The exercise >>
Go through the listing and copy each line with the string "this".
━━━ Records provided ━━━
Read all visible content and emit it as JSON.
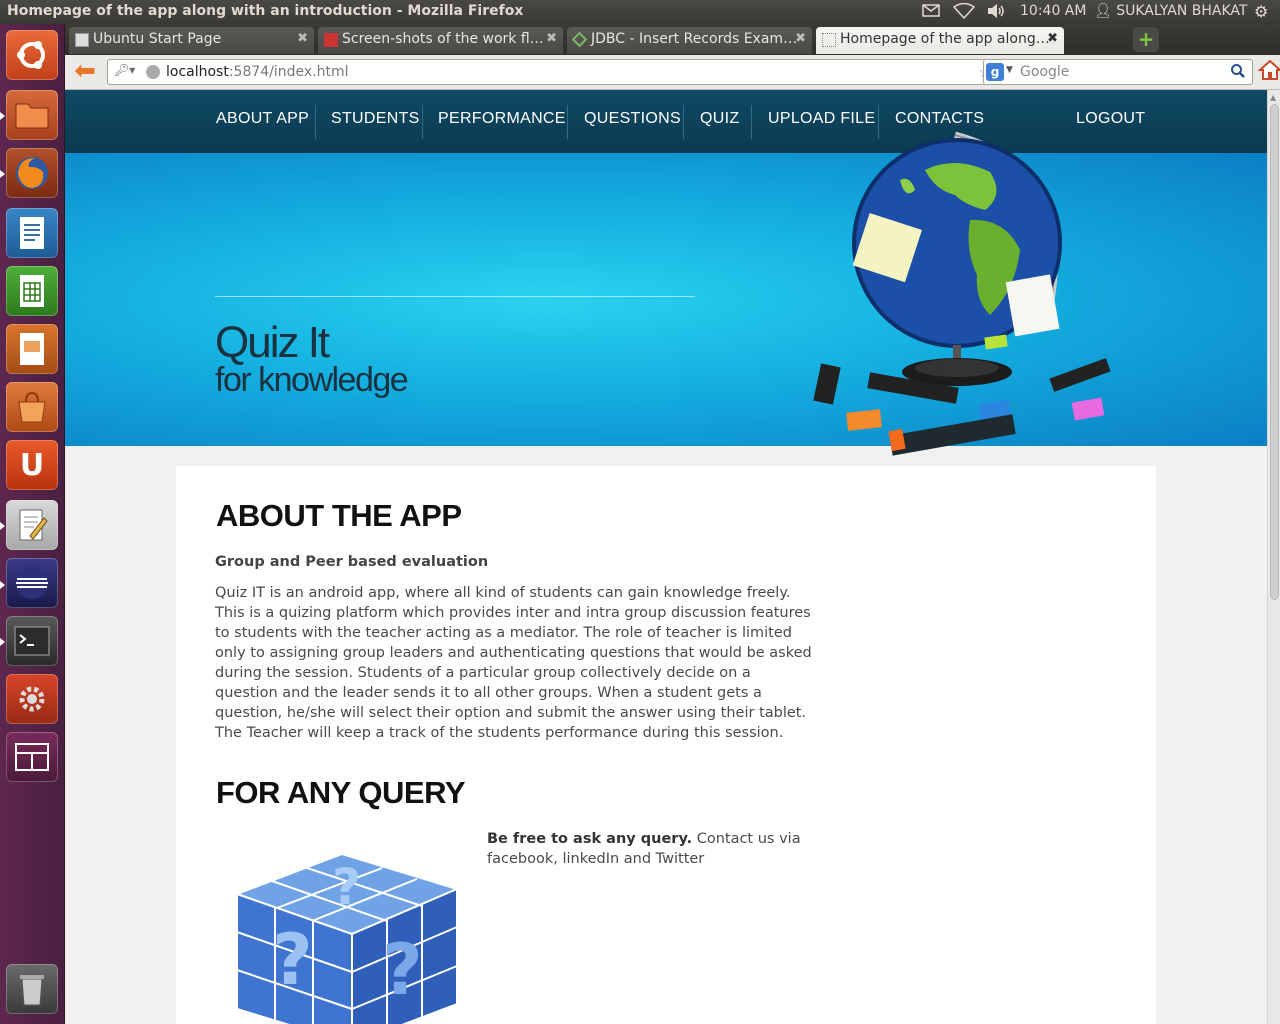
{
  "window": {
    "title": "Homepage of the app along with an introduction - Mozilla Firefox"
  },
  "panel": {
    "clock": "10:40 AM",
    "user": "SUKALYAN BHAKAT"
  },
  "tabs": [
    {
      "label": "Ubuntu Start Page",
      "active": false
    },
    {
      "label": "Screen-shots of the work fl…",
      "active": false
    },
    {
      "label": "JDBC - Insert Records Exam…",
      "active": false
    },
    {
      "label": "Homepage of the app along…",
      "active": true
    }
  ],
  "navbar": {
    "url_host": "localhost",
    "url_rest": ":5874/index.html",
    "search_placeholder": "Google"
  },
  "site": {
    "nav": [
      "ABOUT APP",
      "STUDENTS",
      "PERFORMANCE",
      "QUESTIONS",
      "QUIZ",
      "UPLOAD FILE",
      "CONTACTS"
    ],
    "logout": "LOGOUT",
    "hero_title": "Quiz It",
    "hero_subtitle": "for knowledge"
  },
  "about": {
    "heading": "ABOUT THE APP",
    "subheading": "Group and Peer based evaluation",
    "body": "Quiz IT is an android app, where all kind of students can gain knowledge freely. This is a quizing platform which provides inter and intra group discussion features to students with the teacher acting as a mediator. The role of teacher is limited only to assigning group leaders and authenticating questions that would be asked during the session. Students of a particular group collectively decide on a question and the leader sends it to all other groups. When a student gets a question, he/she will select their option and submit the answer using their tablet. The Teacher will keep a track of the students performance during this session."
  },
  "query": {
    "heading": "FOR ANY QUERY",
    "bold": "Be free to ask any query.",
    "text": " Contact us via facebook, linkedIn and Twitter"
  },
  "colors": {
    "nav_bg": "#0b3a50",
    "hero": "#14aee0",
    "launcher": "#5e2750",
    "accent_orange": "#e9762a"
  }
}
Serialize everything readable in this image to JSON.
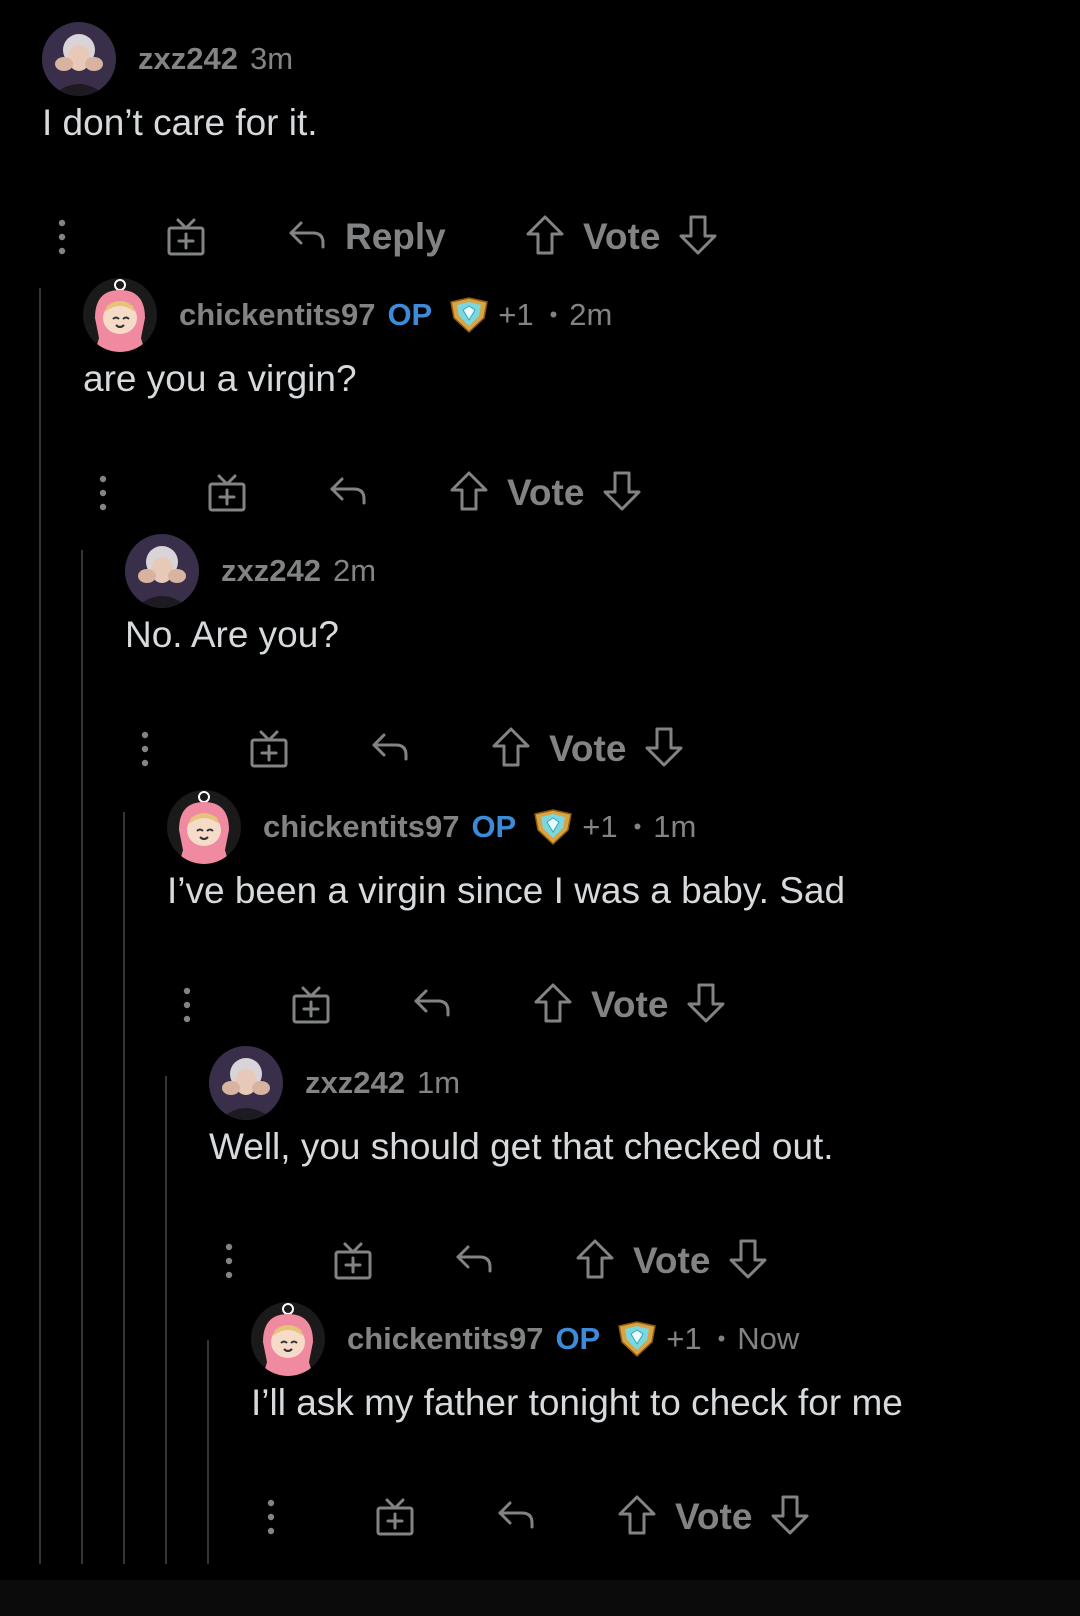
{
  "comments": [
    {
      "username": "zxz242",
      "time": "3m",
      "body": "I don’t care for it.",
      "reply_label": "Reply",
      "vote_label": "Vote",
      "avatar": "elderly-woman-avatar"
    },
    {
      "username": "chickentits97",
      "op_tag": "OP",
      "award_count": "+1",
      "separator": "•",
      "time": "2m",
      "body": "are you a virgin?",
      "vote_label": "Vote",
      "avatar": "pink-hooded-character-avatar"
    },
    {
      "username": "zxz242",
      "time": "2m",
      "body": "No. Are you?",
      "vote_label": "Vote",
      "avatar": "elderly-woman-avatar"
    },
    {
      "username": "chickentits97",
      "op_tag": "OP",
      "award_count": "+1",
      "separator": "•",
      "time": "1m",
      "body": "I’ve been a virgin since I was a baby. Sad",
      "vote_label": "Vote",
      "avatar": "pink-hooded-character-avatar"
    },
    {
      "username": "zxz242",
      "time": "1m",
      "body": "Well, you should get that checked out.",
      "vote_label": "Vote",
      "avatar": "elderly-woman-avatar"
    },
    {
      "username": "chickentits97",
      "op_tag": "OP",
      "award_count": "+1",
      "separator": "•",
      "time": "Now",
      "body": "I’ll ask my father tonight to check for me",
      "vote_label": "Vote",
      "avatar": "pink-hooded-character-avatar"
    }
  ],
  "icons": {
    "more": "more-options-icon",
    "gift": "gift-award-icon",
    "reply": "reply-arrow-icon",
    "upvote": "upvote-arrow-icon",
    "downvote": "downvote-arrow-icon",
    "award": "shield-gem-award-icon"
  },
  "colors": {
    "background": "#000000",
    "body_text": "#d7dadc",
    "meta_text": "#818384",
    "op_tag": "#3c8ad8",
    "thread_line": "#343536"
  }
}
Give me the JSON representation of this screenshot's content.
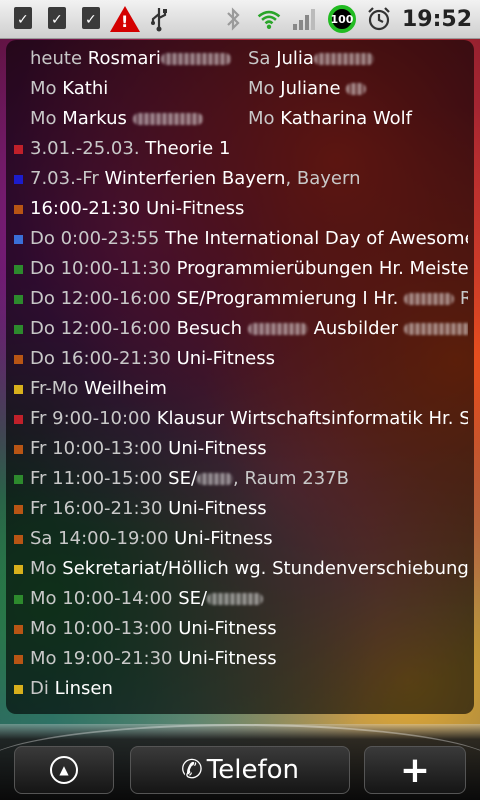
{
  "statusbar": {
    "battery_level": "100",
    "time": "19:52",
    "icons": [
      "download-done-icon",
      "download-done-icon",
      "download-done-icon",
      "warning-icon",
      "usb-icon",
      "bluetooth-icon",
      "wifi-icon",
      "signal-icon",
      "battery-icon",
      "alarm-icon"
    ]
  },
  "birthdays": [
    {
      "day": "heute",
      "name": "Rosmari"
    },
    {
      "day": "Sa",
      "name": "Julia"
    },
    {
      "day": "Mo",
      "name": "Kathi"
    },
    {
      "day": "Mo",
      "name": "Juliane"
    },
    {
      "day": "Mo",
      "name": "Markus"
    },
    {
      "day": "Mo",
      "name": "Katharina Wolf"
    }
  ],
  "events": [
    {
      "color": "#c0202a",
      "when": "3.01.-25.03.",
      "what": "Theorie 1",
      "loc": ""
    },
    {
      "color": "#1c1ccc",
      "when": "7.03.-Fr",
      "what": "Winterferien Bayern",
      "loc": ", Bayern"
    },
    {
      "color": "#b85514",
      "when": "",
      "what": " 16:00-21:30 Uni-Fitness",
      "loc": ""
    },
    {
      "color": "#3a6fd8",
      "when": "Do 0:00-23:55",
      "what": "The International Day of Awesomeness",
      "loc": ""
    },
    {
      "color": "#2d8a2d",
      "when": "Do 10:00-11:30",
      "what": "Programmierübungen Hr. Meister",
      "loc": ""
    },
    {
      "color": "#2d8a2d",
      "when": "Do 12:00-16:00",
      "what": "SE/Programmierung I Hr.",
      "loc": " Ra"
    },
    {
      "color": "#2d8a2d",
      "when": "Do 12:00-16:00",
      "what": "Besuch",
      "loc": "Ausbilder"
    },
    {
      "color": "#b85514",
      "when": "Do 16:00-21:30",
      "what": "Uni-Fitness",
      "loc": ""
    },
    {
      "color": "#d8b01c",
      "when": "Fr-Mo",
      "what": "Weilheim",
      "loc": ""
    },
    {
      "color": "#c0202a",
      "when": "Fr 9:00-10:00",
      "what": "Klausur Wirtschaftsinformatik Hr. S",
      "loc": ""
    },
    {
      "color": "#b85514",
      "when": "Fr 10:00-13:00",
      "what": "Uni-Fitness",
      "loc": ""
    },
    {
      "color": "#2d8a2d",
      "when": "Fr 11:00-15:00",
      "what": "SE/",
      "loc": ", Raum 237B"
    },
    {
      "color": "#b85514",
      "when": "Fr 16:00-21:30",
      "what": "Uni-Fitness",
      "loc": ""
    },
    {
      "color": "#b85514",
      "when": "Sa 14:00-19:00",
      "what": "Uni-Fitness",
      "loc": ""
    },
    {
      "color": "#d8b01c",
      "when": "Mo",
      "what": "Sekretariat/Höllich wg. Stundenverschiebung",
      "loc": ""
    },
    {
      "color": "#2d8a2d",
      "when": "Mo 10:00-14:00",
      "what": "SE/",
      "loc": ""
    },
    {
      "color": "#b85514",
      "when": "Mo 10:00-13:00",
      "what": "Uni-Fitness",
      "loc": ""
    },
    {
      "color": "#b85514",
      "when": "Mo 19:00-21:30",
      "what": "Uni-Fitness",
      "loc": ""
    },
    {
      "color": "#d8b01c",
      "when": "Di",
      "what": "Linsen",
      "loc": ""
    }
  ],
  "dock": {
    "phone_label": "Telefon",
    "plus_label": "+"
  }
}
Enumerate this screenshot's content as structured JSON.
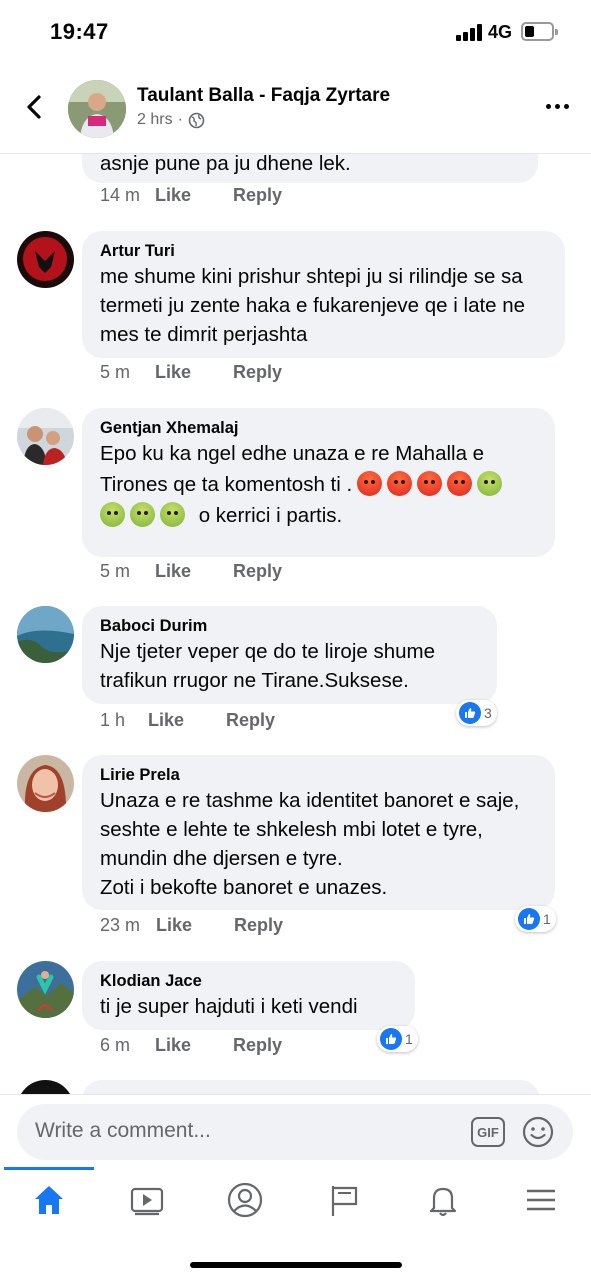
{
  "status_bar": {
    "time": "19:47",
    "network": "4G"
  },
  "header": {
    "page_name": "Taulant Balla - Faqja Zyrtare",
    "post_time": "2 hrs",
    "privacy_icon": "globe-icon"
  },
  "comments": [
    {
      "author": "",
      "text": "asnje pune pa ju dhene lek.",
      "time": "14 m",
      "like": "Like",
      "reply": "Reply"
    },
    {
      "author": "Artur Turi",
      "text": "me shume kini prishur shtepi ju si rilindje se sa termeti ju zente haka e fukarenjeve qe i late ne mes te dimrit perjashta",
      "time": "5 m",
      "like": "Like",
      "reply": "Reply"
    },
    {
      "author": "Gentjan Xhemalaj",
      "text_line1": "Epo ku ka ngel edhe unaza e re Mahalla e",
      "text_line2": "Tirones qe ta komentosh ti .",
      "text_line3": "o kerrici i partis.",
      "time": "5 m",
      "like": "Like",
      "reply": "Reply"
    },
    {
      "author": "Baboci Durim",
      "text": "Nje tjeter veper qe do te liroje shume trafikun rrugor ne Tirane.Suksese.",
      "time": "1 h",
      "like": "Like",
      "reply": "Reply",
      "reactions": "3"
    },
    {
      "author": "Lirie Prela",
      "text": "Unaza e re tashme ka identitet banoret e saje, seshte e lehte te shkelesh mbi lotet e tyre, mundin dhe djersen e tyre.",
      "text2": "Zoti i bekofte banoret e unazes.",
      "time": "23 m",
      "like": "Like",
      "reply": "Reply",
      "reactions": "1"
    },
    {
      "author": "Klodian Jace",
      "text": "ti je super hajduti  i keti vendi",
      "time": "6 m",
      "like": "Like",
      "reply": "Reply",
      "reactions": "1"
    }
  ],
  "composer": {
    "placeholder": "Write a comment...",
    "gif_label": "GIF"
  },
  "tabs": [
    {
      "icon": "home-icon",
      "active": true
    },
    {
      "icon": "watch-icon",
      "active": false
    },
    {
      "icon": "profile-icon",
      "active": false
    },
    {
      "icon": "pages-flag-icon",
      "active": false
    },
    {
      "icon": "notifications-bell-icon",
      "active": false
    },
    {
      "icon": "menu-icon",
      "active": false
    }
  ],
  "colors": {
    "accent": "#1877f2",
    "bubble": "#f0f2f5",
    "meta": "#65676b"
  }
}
━━━
Worked solution >>
    "body": "Quiz IT is an android app, where all kind of students can gain knowledge freely. This is a quizing platform which provides inter and intra group discussion features to students with the teacher acting as a mediator. The role of teacher is limited only to assigning group leaders and authenticating questions that would be asked during the session. Students of a particular group collectively decide on a question and the leader sends it to all other groups. When a student gets a question, he/she will select their option and submit the answer using their tablet. The Teacher will keep a track of the students performance during this session."
Serialize everything readable in this image to JSON.
Give me the JSON representation of this screenshot's content.
Enumerate this screenshot's content as structured JSON.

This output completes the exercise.